— YOUR INSTRUCTIONS —
Each line that follows should be printed again exactly as it stands.

* START *

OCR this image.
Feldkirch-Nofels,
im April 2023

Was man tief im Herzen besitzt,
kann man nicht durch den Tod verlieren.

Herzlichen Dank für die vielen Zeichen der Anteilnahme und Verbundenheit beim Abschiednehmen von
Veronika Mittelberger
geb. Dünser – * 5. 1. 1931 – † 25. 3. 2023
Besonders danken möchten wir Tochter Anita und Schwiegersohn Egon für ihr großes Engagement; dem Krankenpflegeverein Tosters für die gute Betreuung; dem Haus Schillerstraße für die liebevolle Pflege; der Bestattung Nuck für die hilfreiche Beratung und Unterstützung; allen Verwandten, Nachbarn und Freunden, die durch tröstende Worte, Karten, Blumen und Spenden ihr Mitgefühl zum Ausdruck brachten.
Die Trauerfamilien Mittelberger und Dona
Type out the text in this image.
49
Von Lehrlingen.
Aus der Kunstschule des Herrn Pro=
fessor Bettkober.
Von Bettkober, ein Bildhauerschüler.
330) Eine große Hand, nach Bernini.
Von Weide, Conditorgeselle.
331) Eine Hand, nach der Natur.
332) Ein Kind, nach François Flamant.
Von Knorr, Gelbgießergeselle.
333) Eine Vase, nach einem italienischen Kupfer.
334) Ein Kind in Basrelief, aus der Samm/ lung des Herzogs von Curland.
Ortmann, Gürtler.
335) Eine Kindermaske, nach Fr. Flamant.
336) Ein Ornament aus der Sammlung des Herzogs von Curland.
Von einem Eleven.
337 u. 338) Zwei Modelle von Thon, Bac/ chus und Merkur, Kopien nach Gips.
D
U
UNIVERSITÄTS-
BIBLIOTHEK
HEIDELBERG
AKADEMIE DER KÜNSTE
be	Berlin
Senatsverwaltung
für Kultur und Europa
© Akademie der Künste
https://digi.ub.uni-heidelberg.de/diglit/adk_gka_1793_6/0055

* END *

— REPLY —
OCR this image.
Feldkirch-Nofels,
im April 2023

Was man tief im Herzen besitzt,
kann man nicht durch den Tod verlieren.

Herzlichen Dank für die vielen Zeichen der Anteilnahme und Verbundenheit beim Abschiednehmen von
Veronika Mittelberger
geb. Dünser – * 5. 1. 1931 – † 25. 3. 2023
Besonders danken möchten wir Tochter Anita und Schwiegersohn Egon für ihr großes Engagement; dem Krankenpflegeverein Tosters für die gute Betreuung; dem Haus Schillerstraße für die liebevolle Pflege; der Bestattung Nuck für die hilfreiche Beratung und Unterstützung; allen Verwandten, Nachbarn und Freunden, die durch tröstende Worte, Karten, Blumen und Spenden ihr Mitgefühl zum Ausdruck brachten.
Die Trauerfamilien Mittelberger und Dona
Type out the text in this image.
49
Von Lehrlingen.
Aus der Kunstschule des Herrn Pro=
fessor Bettkober.
Von Bettkober, ein Bildhauerschüler.
330) Eine große Hand, nach Bernini.
Von Weide, Conditorgeselle.
331) Eine Hand, nach der Natur.
332) Ein Kind, nach François Flamant.
Von Knorr, Gelbgießergeselle.
333) Eine Vase, nach einem italienischen Kupfer.
334) Ein Kind in Basrelief, aus der Samm/ lung des Herzogs von Curland.
Ortmann, Gürtler.
335) Eine Kindermaske, nach Fr. Flamant.
336) Ein Ornament aus der Sammlung des Herzogs von Curland.
Von einem Eleven.
337 u. 338) Zwei Modelle von Thon, Bac/ chus und Merkur, Kopien nach Gips.
D
U
UNIVERSITÄTS-
BIBLIOTHEK
HEIDELBERG
AKADEMIE DER KÜNSTE
be	Berlin
Senatsverwaltung
für Kultur und Europa
© Akademie der Künste
https://digi.ub.uni-heidelberg.de/diglit/adk_gka_1793_6/0055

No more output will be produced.